Stored data entries:
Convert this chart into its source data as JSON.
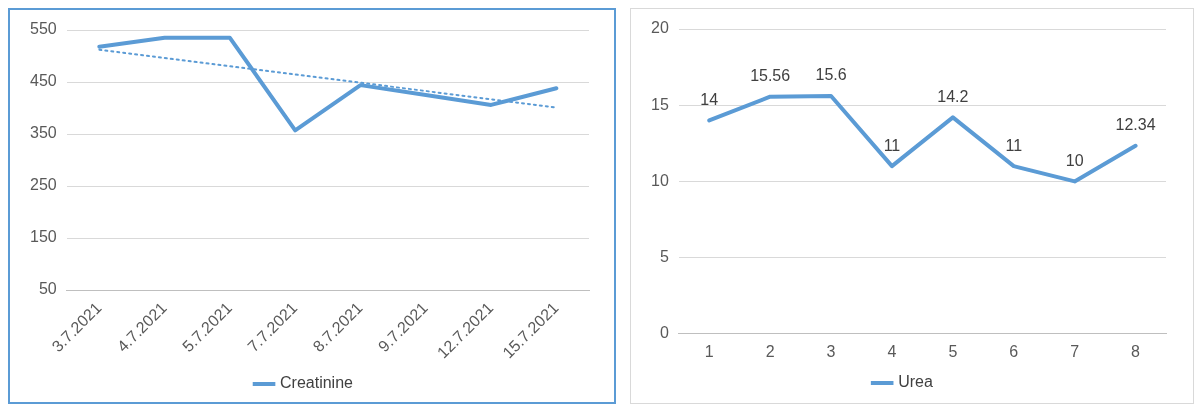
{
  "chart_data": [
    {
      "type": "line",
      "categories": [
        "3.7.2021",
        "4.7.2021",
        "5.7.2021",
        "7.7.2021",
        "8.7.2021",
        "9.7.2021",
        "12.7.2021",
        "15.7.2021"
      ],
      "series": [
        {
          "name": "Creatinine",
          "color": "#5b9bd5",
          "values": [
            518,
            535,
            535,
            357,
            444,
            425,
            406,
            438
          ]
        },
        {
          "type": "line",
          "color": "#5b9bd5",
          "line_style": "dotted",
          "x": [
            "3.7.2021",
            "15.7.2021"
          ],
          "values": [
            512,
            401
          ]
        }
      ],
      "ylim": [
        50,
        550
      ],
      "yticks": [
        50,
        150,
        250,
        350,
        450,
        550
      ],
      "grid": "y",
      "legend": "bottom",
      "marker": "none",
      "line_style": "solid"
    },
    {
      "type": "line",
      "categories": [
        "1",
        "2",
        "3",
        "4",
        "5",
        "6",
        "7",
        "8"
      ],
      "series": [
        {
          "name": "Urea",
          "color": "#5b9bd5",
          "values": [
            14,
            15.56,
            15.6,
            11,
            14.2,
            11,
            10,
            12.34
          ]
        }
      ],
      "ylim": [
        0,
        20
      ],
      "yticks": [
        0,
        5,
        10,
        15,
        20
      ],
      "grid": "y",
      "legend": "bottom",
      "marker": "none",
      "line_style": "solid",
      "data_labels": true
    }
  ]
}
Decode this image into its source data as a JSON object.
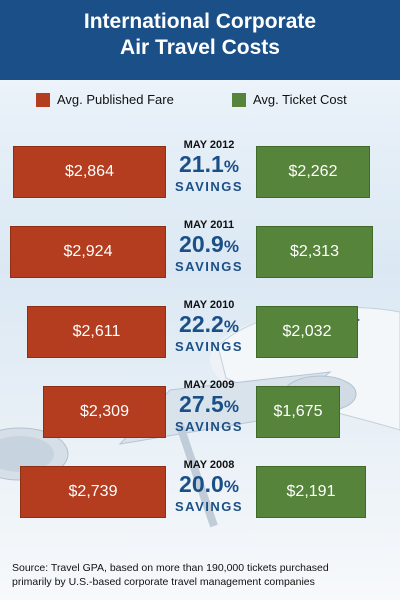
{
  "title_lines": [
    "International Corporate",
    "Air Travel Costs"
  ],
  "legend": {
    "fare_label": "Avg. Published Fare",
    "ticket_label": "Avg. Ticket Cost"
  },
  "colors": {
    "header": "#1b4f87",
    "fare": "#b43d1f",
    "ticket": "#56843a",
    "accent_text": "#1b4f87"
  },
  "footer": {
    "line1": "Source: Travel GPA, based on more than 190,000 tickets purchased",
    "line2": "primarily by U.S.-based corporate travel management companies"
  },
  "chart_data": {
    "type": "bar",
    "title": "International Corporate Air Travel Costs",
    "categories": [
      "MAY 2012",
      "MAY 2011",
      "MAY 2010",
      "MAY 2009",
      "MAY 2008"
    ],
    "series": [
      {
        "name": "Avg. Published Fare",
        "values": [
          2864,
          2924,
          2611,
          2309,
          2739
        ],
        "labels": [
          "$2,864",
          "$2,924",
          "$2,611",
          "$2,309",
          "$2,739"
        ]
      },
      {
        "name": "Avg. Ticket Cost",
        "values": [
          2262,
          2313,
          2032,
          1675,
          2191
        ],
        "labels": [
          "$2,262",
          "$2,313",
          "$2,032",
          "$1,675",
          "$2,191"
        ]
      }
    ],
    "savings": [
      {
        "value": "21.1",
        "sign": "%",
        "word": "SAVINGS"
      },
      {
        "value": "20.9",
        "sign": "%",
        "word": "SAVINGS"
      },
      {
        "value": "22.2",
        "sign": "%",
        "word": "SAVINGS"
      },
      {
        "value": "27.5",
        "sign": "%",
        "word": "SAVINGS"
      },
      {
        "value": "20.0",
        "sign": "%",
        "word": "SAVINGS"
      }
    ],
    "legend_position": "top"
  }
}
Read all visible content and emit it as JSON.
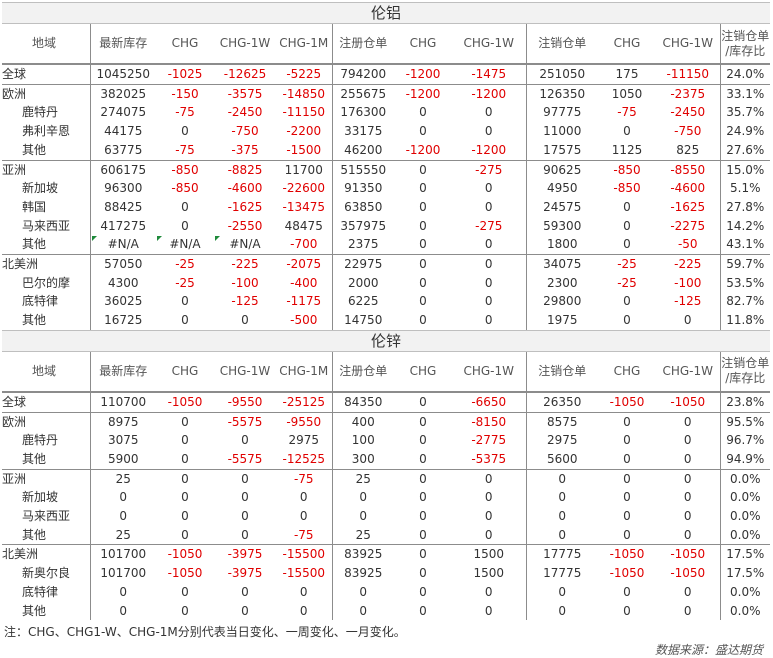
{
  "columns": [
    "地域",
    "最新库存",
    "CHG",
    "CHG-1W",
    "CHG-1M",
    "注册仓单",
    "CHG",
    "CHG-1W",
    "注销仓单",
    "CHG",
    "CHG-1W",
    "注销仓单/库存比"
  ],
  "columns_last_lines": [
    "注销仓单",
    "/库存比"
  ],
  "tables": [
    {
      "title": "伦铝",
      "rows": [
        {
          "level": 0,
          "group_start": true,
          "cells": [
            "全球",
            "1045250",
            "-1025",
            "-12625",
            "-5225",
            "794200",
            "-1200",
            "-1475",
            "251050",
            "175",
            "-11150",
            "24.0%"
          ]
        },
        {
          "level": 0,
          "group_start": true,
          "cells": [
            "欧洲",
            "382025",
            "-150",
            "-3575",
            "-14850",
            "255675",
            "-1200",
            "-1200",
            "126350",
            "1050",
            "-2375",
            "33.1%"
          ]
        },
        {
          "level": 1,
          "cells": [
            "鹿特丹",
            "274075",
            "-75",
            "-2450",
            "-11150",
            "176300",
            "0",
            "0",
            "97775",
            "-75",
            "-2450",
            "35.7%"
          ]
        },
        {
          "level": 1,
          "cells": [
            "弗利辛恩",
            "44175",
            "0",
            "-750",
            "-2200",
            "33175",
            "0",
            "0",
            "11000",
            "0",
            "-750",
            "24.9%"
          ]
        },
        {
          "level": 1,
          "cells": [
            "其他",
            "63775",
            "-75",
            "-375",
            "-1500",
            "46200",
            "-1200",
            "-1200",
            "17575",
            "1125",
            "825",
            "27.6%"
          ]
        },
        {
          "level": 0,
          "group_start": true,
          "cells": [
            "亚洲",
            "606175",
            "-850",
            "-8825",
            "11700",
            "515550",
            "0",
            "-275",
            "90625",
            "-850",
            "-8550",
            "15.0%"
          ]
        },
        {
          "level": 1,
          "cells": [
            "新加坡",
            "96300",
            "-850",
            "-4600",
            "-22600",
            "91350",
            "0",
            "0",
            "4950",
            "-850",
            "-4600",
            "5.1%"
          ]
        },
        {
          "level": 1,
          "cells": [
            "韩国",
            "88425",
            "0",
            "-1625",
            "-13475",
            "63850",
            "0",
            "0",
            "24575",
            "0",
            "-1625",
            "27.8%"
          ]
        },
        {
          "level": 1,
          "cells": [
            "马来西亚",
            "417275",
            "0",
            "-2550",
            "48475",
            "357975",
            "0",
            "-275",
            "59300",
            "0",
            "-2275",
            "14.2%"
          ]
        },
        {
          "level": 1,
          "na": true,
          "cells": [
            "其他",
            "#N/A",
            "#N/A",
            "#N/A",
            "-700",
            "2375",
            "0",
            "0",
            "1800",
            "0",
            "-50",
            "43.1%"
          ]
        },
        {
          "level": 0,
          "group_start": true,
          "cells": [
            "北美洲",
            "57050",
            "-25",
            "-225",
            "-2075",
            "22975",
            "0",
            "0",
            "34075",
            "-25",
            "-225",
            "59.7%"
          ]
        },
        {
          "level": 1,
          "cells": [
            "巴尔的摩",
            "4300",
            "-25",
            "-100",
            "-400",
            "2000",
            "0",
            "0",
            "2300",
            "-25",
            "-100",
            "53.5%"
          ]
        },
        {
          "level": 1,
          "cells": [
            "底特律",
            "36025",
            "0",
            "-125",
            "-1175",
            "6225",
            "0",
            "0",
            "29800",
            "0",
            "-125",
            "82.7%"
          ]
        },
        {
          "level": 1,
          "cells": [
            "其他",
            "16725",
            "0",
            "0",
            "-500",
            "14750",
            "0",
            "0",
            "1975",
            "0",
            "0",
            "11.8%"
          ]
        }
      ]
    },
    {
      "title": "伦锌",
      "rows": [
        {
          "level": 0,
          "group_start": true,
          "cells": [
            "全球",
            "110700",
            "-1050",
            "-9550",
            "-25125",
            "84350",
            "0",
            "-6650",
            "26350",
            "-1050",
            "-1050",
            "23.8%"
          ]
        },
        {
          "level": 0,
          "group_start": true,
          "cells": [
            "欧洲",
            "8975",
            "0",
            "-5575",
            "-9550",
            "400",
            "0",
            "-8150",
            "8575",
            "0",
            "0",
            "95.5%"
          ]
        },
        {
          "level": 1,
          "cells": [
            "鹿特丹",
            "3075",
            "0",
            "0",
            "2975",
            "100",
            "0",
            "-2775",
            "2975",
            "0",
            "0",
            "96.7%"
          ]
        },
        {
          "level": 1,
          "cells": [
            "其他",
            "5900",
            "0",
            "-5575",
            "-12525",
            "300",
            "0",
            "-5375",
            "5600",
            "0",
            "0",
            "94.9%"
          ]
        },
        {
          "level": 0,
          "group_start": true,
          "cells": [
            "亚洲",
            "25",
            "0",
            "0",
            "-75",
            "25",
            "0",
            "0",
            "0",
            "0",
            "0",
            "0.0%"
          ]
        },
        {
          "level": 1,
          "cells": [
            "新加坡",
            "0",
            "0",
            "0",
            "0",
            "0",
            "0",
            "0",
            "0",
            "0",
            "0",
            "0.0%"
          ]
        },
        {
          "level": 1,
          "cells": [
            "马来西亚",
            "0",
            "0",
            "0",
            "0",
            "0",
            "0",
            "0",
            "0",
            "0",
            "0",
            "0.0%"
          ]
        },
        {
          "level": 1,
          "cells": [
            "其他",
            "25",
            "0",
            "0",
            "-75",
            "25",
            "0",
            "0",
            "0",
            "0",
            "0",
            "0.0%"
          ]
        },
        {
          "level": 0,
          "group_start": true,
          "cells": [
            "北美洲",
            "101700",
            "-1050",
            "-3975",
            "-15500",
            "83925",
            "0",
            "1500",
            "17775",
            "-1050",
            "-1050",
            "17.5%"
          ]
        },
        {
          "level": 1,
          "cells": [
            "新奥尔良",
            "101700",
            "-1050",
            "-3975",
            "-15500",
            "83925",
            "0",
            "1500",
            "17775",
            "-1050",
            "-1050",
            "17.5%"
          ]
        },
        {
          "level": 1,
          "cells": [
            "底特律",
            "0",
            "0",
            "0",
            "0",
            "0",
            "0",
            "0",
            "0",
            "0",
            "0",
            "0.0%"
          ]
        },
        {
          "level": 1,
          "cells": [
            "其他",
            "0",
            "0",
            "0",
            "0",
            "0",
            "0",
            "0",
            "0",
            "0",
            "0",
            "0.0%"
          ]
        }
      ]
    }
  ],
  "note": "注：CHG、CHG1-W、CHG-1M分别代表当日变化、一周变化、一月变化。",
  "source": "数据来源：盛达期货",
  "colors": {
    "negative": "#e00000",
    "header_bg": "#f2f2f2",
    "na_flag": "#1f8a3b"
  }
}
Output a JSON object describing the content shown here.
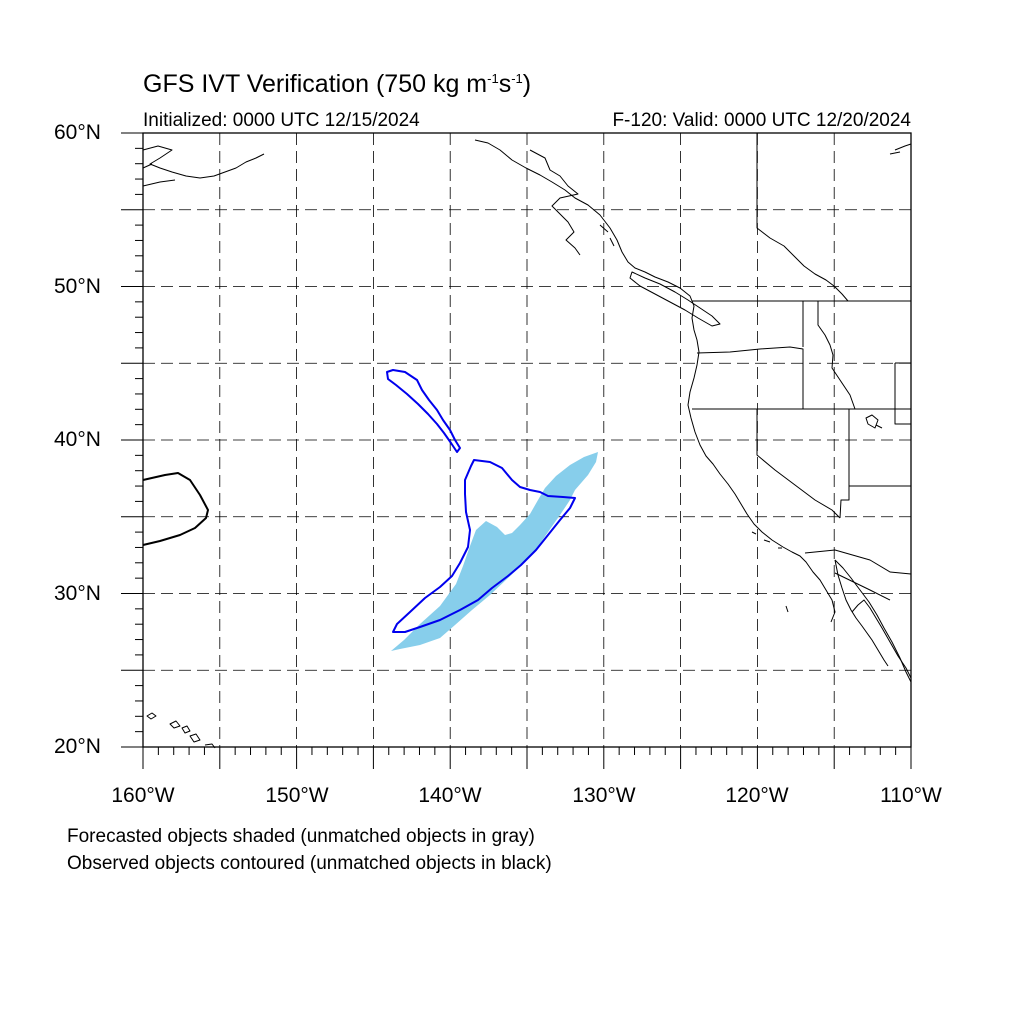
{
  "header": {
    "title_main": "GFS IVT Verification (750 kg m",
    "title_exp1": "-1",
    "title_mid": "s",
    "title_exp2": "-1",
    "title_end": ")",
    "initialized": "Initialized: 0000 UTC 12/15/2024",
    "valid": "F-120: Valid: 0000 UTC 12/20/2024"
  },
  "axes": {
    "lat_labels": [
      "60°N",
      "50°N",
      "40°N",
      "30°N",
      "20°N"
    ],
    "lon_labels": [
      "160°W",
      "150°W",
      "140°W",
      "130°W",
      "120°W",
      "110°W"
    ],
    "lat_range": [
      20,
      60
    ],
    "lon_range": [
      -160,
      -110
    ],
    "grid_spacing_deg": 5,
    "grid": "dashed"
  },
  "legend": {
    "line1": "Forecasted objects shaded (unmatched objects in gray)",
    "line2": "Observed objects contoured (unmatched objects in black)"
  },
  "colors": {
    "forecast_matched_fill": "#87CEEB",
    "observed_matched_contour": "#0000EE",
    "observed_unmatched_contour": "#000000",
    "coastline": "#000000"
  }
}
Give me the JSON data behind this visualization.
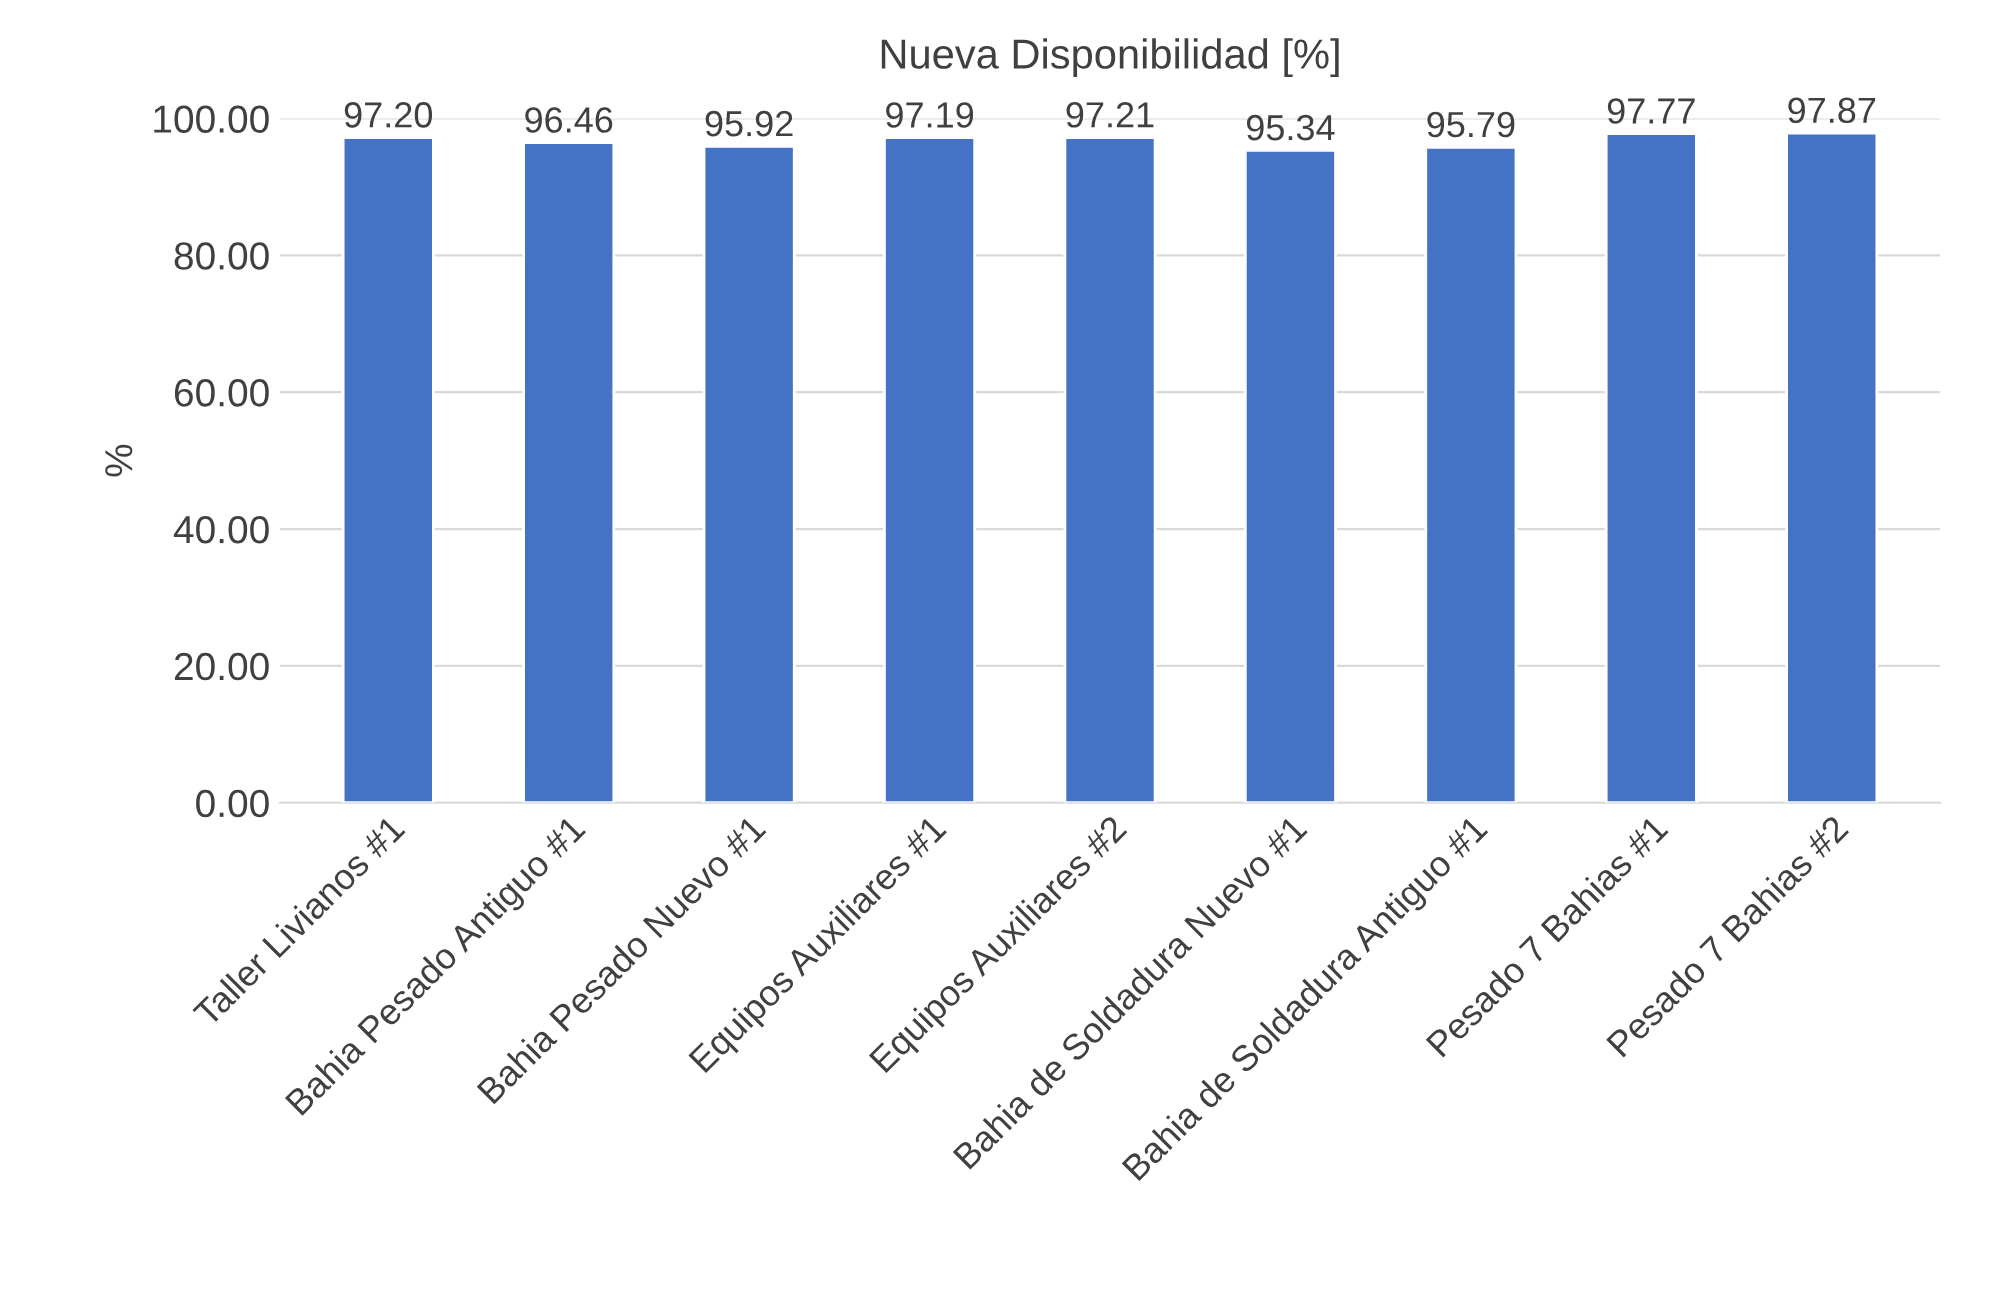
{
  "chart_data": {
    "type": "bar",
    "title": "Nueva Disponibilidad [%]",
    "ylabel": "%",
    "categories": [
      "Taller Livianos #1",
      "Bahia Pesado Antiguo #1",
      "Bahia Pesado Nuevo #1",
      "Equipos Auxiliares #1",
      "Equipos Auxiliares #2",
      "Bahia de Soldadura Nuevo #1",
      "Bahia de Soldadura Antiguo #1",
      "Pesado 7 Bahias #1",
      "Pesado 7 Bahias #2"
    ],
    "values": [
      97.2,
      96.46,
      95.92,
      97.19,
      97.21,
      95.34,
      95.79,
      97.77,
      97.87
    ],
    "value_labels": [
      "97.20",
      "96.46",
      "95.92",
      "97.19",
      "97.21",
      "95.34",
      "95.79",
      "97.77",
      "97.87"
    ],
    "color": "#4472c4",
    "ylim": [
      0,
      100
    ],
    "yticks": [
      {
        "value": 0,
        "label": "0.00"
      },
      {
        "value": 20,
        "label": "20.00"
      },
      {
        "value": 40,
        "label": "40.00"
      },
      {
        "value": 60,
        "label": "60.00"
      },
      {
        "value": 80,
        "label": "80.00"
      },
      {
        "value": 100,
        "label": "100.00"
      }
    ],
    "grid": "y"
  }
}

_WRITTEN REQUEST_
Pick out every line of the listing containing the word "Equipos", and show those lines.

_FINISHED EXERCISE_
      "Equipos Auxiliares #1",
      "Equipos Auxiliares #2",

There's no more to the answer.